DATA PROVIDED:
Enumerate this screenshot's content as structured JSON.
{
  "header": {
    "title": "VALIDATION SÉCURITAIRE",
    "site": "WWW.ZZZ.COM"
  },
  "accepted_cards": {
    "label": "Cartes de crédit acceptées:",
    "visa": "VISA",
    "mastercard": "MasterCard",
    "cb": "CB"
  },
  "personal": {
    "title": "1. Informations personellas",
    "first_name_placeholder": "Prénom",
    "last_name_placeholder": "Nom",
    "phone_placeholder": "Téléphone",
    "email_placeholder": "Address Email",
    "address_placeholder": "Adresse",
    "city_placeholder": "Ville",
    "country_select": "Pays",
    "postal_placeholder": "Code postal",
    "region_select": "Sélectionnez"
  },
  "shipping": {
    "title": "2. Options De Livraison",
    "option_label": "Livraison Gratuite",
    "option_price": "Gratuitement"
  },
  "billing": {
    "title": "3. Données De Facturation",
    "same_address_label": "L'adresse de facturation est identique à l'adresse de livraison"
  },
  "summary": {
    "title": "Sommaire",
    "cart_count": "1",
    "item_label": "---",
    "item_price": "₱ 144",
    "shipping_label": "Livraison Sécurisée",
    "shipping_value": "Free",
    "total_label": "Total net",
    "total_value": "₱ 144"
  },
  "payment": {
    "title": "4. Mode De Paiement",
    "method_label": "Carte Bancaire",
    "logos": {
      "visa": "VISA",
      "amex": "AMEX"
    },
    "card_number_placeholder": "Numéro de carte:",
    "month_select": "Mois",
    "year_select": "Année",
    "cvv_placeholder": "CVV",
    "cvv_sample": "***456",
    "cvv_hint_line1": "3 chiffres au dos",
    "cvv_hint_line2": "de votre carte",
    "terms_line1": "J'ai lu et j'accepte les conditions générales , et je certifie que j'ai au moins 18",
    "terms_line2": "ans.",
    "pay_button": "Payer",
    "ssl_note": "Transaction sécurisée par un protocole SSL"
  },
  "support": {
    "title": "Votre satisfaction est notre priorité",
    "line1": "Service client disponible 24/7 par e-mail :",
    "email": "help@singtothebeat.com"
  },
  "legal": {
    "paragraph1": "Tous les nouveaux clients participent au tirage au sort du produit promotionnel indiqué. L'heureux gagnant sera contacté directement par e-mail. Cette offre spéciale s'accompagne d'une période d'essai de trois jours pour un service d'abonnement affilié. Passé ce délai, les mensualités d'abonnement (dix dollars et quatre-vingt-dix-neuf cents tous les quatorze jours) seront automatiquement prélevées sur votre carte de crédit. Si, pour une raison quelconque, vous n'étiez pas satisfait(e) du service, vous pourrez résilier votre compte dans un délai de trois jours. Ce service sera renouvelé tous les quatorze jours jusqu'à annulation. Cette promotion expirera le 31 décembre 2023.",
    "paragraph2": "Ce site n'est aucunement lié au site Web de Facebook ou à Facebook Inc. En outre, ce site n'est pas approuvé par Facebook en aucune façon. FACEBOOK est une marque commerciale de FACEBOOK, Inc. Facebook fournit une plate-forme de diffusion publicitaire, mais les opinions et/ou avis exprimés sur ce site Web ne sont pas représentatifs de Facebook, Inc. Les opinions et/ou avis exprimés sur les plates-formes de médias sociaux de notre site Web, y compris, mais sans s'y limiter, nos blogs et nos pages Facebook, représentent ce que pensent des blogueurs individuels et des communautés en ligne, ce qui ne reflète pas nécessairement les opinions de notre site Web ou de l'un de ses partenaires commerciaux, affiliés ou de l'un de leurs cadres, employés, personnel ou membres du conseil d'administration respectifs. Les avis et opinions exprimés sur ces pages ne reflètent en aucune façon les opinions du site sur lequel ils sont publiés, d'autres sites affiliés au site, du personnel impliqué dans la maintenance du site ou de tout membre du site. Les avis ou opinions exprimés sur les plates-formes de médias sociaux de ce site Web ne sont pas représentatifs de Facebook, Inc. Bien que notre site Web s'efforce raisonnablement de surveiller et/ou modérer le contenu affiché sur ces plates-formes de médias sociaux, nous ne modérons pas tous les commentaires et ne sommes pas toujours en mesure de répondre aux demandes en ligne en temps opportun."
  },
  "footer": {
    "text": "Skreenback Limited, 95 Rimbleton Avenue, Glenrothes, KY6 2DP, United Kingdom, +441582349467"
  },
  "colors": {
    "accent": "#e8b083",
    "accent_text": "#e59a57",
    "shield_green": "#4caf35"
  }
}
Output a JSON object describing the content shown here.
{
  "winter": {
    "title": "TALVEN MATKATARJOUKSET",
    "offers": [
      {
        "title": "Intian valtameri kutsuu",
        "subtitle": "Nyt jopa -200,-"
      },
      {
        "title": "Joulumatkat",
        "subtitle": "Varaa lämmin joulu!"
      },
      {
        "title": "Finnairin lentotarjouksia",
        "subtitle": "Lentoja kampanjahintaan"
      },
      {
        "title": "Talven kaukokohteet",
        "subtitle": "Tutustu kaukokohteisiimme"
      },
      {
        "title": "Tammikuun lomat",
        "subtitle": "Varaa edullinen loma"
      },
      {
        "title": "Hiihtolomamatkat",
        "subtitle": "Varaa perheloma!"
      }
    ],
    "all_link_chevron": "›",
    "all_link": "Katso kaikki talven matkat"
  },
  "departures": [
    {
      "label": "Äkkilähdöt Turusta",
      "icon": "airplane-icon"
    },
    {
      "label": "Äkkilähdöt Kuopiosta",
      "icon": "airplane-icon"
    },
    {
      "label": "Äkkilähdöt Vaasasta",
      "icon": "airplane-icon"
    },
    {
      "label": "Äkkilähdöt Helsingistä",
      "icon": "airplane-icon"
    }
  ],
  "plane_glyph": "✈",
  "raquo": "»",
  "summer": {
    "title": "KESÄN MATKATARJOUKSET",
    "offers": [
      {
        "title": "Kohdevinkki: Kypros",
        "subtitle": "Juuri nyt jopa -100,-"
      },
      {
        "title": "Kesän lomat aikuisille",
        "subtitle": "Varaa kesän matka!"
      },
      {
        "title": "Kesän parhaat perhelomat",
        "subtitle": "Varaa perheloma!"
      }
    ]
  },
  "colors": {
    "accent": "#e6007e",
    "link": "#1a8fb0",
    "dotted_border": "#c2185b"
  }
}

TASK STATEMENT: Produce an exact copy of every entry above.

TASK SOLUTION:
Enumerate this screenshot's content as structured JSON.
{
  "header": {
    "title": "VALIDATION SÉCURITAIRE",
    "site": "WWW.ZZZ.COM"
  },
  "accepted_cards": {
    "label": "Cartes de crédit acceptées:",
    "visa": "VISA",
    "mastercard": "MasterCard",
    "cb": "CB"
  },
  "personal": {
    "title": "1. Informations personellas",
    "first_name_placeholder": "Prénom",
    "last_name_placeholder": "Nom",
    "phone_placeholder": "Téléphone",
    "email_placeholder": "Address Email",
    "address_placeholder": "Adresse",
    "city_placeholder": "Ville",
    "country_select": "Pays",
    "postal_placeholder": "Code postal",
    "region_select": "Sélectionnez"
  },
  "shipping": {
    "title": "2. Options De Livraison",
    "option_label": "Livraison Gratuite",
    "option_price": "Gratuitement"
  },
  "billing": {
    "title": "3. Données De Facturation",
    "same_address_label": "L'adresse de facturation est identique à l'adresse de livraison"
  },
  "summary": {
    "title": "Sommaire",
    "cart_count": "1",
    "item_label": "---",
    "item_price": "₱ 144",
    "shipping_label": "Livraison Sécurisée",
    "shipping_value": "Free",
    "total_label": "Total net",
    "total_value": "₱ 144"
  },
  "payment": {
    "title": "4. Mode De Paiement",
    "method_label": "Carte Bancaire",
    "logos": {
      "visa": "VISA",
      "amex": "AMEX"
    },
    "card_number_placeholder": "Numéro de carte:",
    "month_select": "Mois",
    "year_select": "Année",
    "cvv_placeholder": "CVV",
    "cvv_sample": "***456",
    "cvv_hint_line1": "3 chiffres au dos",
    "cvv_hint_line2": "de votre carte",
    "terms_line1": "J'ai lu et j'accepte les conditions générales , et je certifie que j'ai au moins 18",
    "terms_line2": "ans.",
    "pay_button": "Payer",
    "ssl_note": "Transaction sécurisée par un protocole SSL"
  },
  "support": {
    "title": "Votre satisfaction est notre priorité",
    "line1": "Service client disponible 24/7 par e-mail :",
    "email": "help@singtothebeat.com"
  },
  "legal": {
    "paragraph1": "Tous les nouveaux clients participent au tirage au sort du produit promotionnel indiqué. L'heureux gagnant sera contacté directement par e-mail. Cette offre spéciale s'accompagne d'une période d'essai de trois jours pour un service d'abonnement affilié. Passé ce délai, les mensualités d'abonnement (dix dollars et quatre-vingt-dix-neuf cents tous les quatorze jours) seront automatiquement prélevées sur votre carte de crédit. Si, pour une raison quelconque, vous n'étiez pas satisfait(e) du service, vous pourrez résilier votre compte dans un délai de trois jours. Ce service sera renouvelé tous les quatorze jours jusqu'à annulation. Cette promotion expirera le 31 décembre 2023.",
    "paragraph2": "Ce site n'est aucunement lié au site Web de Facebook ou à Facebook Inc. En outre, ce site n'est pas approuvé par Facebook en aucune façon. FACEBOOK est une marque commerciale de FACEBOOK, Inc. Facebook fournit une plate-forme de diffusion publicitaire, mais les opinions et/ou avis exprimés sur ce site Web ne sont pas représentatifs de Facebook, Inc. Les opinions et/ou avis exprimés sur les plates-formes de médias sociaux de notre site Web, y compris, mais sans s'y limiter, nos blogs et nos pages Facebook, représentent ce que pensent des blogueurs individuels et des communautés en ligne, ce qui ne reflète pas nécessairement les opinions de notre site Web ou de l'un de ses partenaires commerciaux, affiliés ou de l'un de leurs cadres, employés, personnel ou membres du conseil d'administration respectifs. Les avis et opinions exprimés sur ces pages ne reflètent en aucune façon les opinions du site sur lequel ils sont publiés, d'autres sites affiliés au site, du personnel impliqué dans la maintenance du site ou de tout membre du site. Les avis ou opinions exprimés sur les plates-formes de médias sociaux de ce site Web ne sont pas représentatifs de Facebook, Inc. Bien que notre site Web s'efforce raisonnablement de surveiller et/ou modérer le contenu affiché sur ces plates-formes de médias sociaux, nous ne modérons pas tous les commentaires et ne sommes pas toujours en mesure de répondre aux demandes en ligne en temps opportun."
  },
  "footer": {
    "text": "Skreenback Limited, 95 Rimbleton Avenue, Glenrothes, KY6 2DP, United Kingdom, +441582349467"
  },
  "colors": {
    "accent": "#e8b083",
    "accent_text": "#e59a57",
    "shield_green": "#4caf35"
  }
}
Output a JSON object describing the content shown here.
{
  "winter": {
    "title": "TALVEN MATKATARJOUKSET",
    "offers": [
      {
        "title": "Intian valtameri kutsuu",
        "subtitle": "Nyt jopa -200,-"
      },
      {
        "title": "Joulumatkat",
        "subtitle": "Varaa lämmin joulu!"
      },
      {
        "title": "Finnairin lentotarjouksia",
        "subtitle": "Lentoja kampanjahintaan"
      },
      {
        "title": "Talven kaukokohteet",
        "subtitle": "Tutustu kaukokohteisiimme"
      },
      {
        "title": "Tammikuun lomat",
        "subtitle": "Varaa edullinen loma"
      },
      {
        "title": "Hiihtolomamatkat",
        "subtitle": "Varaa perheloma!"
      }
    ],
    "all_link_chevron": "›",
    "all_link": "Katso kaikki talven matkat"
  },
  "departures": [
    {
      "label": "Äkkilähdöt Turusta",
      "icon": "airplane-icon"
    },
    {
      "label": "Äkkilähdöt Kuopiosta",
      "icon": "airplane-icon"
    },
    {
      "label": "Äkkilähdöt Vaasasta",
      "icon": "airplane-icon"
    },
    {
      "label": "Äkkilähdöt Helsingistä",
      "icon": "airplane-icon"
    }
  ],
  "plane_glyph": "✈",
  "raquo": "»",
  "summer": {
    "title": "KESÄN MATKATARJOUKSET",
    "offers": [
      {
        "title": "Kohdevinkki: Kypros",
        "subtitle": "Juuri nyt jopa -100,-"
      },
      {
        "title": "Kesän lomat aikuisille",
        "subtitle": "Varaa kesän matka!"
      },
      {
        "title": "Kesän parhaat perhelomat",
        "subtitle": "Varaa perheloma!"
      }
    ]
  },
  "colors": {
    "accent": "#e6007e",
    "link": "#1a8fb0",
    "dotted_border": "#c2185b"
  }
}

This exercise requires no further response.